- **Set exercise**:
Every record here needs to be written out again exactly.

——

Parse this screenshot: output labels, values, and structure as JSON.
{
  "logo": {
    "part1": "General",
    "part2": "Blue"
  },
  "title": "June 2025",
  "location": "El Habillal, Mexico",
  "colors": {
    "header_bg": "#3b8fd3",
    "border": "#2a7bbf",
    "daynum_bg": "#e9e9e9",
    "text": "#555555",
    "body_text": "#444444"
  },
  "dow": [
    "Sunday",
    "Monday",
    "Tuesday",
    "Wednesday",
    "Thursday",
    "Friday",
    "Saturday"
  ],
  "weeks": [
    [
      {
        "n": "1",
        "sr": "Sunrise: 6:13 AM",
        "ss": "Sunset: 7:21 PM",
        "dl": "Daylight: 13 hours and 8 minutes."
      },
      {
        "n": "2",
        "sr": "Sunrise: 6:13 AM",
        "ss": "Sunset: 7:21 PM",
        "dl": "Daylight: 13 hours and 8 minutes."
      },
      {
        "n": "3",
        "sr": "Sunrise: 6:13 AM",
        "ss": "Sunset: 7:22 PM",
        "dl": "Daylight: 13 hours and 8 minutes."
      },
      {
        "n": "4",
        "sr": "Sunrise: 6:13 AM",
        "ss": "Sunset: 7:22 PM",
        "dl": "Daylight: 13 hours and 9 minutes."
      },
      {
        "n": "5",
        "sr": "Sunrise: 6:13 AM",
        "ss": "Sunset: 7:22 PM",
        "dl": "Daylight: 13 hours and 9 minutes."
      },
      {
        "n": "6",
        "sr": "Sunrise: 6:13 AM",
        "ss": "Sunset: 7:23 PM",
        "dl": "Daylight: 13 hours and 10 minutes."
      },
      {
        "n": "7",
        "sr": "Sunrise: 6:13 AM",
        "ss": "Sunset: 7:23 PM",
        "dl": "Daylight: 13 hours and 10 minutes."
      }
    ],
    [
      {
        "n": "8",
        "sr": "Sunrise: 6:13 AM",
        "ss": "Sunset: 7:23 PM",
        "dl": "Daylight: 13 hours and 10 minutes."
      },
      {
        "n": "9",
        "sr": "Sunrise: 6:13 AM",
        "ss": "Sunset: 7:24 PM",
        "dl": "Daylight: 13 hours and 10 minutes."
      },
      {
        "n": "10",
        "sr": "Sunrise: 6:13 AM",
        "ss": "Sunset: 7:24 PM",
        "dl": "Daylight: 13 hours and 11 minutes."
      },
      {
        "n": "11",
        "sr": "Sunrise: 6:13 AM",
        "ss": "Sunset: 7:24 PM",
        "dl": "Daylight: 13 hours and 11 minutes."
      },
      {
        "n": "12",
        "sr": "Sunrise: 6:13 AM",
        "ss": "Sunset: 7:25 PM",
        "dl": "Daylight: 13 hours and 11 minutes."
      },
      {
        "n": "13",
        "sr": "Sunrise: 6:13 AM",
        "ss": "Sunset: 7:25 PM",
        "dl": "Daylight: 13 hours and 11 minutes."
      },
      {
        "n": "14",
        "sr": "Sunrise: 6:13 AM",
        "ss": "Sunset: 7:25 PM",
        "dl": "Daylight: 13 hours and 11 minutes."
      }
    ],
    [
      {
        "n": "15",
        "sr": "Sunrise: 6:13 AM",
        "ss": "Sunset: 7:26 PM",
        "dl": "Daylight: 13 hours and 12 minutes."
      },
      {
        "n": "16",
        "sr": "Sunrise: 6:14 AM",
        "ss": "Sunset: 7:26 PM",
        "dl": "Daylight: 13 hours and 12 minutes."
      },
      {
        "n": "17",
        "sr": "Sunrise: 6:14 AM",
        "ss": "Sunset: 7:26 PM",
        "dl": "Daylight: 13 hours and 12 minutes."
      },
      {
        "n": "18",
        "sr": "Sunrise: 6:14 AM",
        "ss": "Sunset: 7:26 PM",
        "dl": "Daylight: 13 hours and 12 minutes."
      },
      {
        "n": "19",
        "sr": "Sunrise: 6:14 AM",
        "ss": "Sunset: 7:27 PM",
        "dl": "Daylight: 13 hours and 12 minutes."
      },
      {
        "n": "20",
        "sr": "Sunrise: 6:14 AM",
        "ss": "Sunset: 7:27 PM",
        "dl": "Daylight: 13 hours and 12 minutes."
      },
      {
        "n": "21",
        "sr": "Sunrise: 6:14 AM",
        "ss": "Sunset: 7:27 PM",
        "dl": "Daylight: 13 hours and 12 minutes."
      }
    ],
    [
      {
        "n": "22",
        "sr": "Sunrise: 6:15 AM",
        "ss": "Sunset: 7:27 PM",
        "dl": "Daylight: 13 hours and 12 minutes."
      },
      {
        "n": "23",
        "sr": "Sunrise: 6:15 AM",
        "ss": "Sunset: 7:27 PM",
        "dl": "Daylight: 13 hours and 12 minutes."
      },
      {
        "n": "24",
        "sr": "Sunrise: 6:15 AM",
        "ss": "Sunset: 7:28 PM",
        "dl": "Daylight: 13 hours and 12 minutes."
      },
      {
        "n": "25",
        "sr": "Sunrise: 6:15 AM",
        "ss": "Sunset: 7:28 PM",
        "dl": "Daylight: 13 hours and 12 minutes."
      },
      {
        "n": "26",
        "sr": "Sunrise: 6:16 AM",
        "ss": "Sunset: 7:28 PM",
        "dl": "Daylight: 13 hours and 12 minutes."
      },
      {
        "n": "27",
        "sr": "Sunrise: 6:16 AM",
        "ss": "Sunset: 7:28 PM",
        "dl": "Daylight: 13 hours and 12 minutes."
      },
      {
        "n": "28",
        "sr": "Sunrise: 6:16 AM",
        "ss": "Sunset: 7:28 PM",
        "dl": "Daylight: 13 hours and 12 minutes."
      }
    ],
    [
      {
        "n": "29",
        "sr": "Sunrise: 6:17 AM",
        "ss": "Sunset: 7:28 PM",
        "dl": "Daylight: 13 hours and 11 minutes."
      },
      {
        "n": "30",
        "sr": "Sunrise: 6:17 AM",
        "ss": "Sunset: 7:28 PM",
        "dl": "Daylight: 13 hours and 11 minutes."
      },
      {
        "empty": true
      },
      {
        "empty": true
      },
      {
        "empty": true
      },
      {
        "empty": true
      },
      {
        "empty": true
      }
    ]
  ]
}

——

- **Exercise answer**:
Parse this screenshot: output labels, values, and structure as JSON.
{
  "logo": {
    "part1": "General",
    "part2": "Blue"
  },
  "title": "June 2025",
  "location": "El Habillal, Mexico",
  "colors": {
    "header_bg": "#3b8fd3",
    "border": "#2a7bbf",
    "daynum_bg": "#e9e9e9",
    "text": "#555555",
    "body_text": "#444444"
  },
  "dow": [
    "Sunday",
    "Monday",
    "Tuesday",
    "Wednesday",
    "Thursday",
    "Friday",
    "Saturday"
  ],
  "weeks": [
    [
      {
        "n": "1",
        "sr": "Sunrise: 6:13 AM",
        "ss": "Sunset: 7:21 PM",
        "dl": "Daylight: 13 hours and 8 minutes."
      },
      {
        "n": "2",
        "sr": "Sunrise: 6:13 AM",
        "ss": "Sunset: 7:21 PM",
        "dl": "Daylight: 13 hours and 8 minutes."
      },
      {
        "n": "3",
        "sr": "Sunrise: 6:13 AM",
        "ss": "Sunset: 7:22 PM",
        "dl": "Daylight: 13 hours and 8 minutes."
      },
      {
        "n": "4",
        "sr": "Sunrise: 6:13 AM",
        "ss": "Sunset: 7:22 PM",
        "dl": "Daylight: 13 hours and 9 minutes."
      },
      {
        "n": "5",
        "sr": "Sunrise: 6:13 AM",
        "ss": "Sunset: 7:22 PM",
        "dl": "Daylight: 13 hours and 9 minutes."
      },
      {
        "n": "6",
        "sr": "Sunrise: 6:13 AM",
        "ss": "Sunset: 7:23 PM",
        "dl": "Daylight: 13 hours and 10 minutes."
      },
      {
        "n": "7",
        "sr": "Sunrise: 6:13 AM",
        "ss": "Sunset: 7:23 PM",
        "dl": "Daylight: 13 hours and 10 minutes."
      }
    ],
    [
      {
        "n": "8",
        "sr": "Sunrise: 6:13 AM",
        "ss": "Sunset: 7:23 PM",
        "dl": "Daylight: 13 hours and 10 minutes."
      },
      {
        "n": "9",
        "sr": "Sunrise: 6:13 AM",
        "ss": "Sunset: 7:24 PM",
        "dl": "Daylight: 13 hours and 10 minutes."
      },
      {
        "n": "10",
        "sr": "Sunrise: 6:13 AM",
        "ss": "Sunset: 7:24 PM",
        "dl": "Daylight: 13 hours and 11 minutes."
      },
      {
        "n": "11",
        "sr": "Sunrise: 6:13 AM",
        "ss": "Sunset: 7:24 PM",
        "dl": "Daylight: 13 hours and 11 minutes."
      },
      {
        "n": "12",
        "sr": "Sunrise: 6:13 AM",
        "ss": "Sunset: 7:25 PM",
        "dl": "Daylight: 13 hours and 11 minutes."
      },
      {
        "n": "13",
        "sr": "Sunrise: 6:13 AM",
        "ss": "Sunset: 7:25 PM",
        "dl": "Daylight: 13 hours and 11 minutes."
      },
      {
        "n": "14",
        "sr": "Sunrise: 6:13 AM",
        "ss": "Sunset: 7:25 PM",
        "dl": "Daylight: 13 hours and 11 minutes."
      }
    ],
    [
      {
        "n": "15",
        "sr": "Sunrise: 6:13 AM",
        "ss": "Sunset: 7:26 PM",
        "dl": "Daylight: 13 hours and 12 minutes."
      },
      {
        "n": "16",
        "sr": "Sunrise: 6:14 AM",
        "ss": "Sunset: 7:26 PM",
        "dl": "Daylight: 13 hours and 12 minutes."
      },
      {
        "n": "17",
        "sr": "Sunrise: 6:14 AM",
        "ss": "Sunset: 7:26 PM",
        "dl": "Daylight: 13 hours and 12 minutes."
      },
      {
        "n": "18",
        "sr": "Sunrise: 6:14 AM",
        "ss": "Sunset: 7:26 PM",
        "dl": "Daylight: 13 hours and 12 minutes."
      },
      {
        "n": "19",
        "sr": "Sunrise: 6:14 AM",
        "ss": "Sunset: 7:27 PM",
        "dl": "Daylight: 13 hours and 12 minutes."
      },
      {
        "n": "20",
        "sr": "Sunrise: 6:14 AM",
        "ss": "Sunset: 7:27 PM",
        "dl": "Daylight: 13 hours and 12 minutes."
      },
      {
        "n": "21",
        "sr": "Sunrise: 6:14 AM",
        "ss": "Sunset: 7:27 PM",
        "dl": "Daylight: 13 hours and 12 minutes."
      }
    ],
    [
      {
        "n": "22",
        "sr": "Sunrise: 6:15 AM",
        "ss": "Sunset: 7:27 PM",
        "dl": "Daylight: 13 hours and 12 minutes."
      },
      {
        "n": "23",
        "sr": "Sunrise: 6:15 AM",
        "ss": "Sunset: 7:27 PM",
        "dl": "Daylight: 13 hours and 12 minutes."
      },
      {
        "n": "24",
        "sr": "Sunrise: 6:15 AM",
        "ss": "Sunset: 7:28 PM",
        "dl": "Daylight: 13 hours and 12 minutes."
      },
      {
        "n": "25",
        "sr": "Sunrise: 6:15 AM",
        "ss": "Sunset: 7:28 PM",
        "dl": "Daylight: 13 hours and 12 minutes."
      },
      {
        "n": "26",
        "sr": "Sunrise: 6:16 AM",
        "ss": "Sunset: 7:28 PM",
        "dl": "Daylight: 13 hours and 12 minutes."
      },
      {
        "n": "27",
        "sr": "Sunrise: 6:16 AM",
        "ss": "Sunset: 7:28 PM",
        "dl": "Daylight: 13 hours and 12 minutes."
      },
      {
        "n": "28",
        "sr": "Sunrise: 6:16 AM",
        "ss": "Sunset: 7:28 PM",
        "dl": "Daylight: 13 hours and 12 minutes."
      }
    ],
    [
      {
        "n": "29",
        "sr": "Sunrise: 6:17 AM",
        "ss": "Sunset: 7:28 PM",
        "dl": "Daylight: 13 hours and 11 minutes."
      },
      {
        "n": "30",
        "sr": "Sunrise: 6:17 AM",
        "ss": "Sunset: 7:28 PM",
        "dl": "Daylight: 13 hours and 11 minutes."
      },
      {
        "empty": true
      },
      {
        "empty": true
      },
      {
        "empty": true
      },
      {
        "empty": true
      },
      {
        "empty": true
      }
    ]
  ]
}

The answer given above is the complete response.